# [ACTIVITY]
Repeat every entry below exactly as given.

# [INPUT DATA]
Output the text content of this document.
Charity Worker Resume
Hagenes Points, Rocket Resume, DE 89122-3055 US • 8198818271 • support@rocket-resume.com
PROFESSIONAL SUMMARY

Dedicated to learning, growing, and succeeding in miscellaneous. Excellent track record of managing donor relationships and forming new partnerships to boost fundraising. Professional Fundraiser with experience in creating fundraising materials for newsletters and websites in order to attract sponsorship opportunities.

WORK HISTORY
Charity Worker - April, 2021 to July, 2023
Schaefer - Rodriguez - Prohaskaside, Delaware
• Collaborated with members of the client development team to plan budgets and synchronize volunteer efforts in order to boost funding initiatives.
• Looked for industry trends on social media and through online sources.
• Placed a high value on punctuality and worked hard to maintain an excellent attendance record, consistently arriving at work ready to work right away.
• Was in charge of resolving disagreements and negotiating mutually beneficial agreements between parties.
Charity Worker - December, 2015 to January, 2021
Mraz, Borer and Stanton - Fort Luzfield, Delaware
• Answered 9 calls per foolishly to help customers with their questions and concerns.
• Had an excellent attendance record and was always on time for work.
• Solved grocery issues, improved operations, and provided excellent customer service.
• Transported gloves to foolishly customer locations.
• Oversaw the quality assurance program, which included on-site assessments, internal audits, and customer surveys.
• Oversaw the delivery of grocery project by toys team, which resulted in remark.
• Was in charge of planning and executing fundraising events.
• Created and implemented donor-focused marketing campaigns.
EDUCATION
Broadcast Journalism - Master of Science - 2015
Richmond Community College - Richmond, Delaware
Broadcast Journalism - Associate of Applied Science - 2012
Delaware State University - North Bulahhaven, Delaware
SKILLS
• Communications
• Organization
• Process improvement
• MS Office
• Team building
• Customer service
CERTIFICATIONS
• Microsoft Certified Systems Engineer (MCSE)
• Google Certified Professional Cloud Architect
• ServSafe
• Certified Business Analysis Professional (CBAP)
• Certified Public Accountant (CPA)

# [RESPONSE TO THE EXERCISE]
Output the text content of this document.
Charity Worker Resume
Hagenes Points, Rocket Resume, DE 89122-3055 US • 8198818271 • support@rocket-resume.com
PROFESSIONAL SUMMARY

Dedicated to learning, growing, and succeeding in miscellaneous. Excellent track record of managing donor relationships and forming new partnerships to boost fundraising. Professional Fundraiser with experience in creating fundraising materials for newsletters and websites in order to attract sponsorship opportunities.

WORK HISTORY
Charity Worker - April, 2021 to July, 2023
Schaefer - Rodriguez - Prohaskaside, Delaware
• Collaborated with members of the client development team to plan budgets and synchronize volunteer efforts in order to boost funding initiatives.
• Looked for industry trends on social media and through online sources.
• Placed a high value on punctuality and worked hard to maintain an excellent attendance record, consistently arriving at work ready to work right away.
• Was in charge of resolving disagreements and negotiating mutually beneficial agreements between parties.
Charity Worker - December, 2015 to January, 2021
Mraz, Borer and Stanton - Fort Luzfield, Delaware
• Answered 9 calls per foolishly to help customers with their questions and concerns.
• Had an excellent attendance record and was always on time for work.
• Solved grocery issues, improved operations, and provided excellent customer service.
• Transported gloves to foolishly customer locations.
• Oversaw the quality assurance program, which included on-site assessments, internal audits, and customer surveys.
• Oversaw the delivery of grocery project by toys team, which resulted in remark.
• Was in charge of planning and executing fundraising events.
• Created and implemented donor-focused marketing campaigns.
EDUCATION
Broadcast Journalism - Master of Science - 2015
Richmond Community College - Richmond, Delaware
Broadcast Journalism - Associate of Applied Science - 2012
Delaware State University - North Bulahhaven, Delaware
SKILLS
• Communications
• Organization
• Process improvement
• MS Office
• Team building
• Customer service
CERTIFICATIONS
• Microsoft Certified Systems Engineer (MCSE)
• Google Certified Professional Cloud Architect
• ServSafe
• Certified Business Analysis Professional (CBAP)
• Certified Public Accountant (CPA)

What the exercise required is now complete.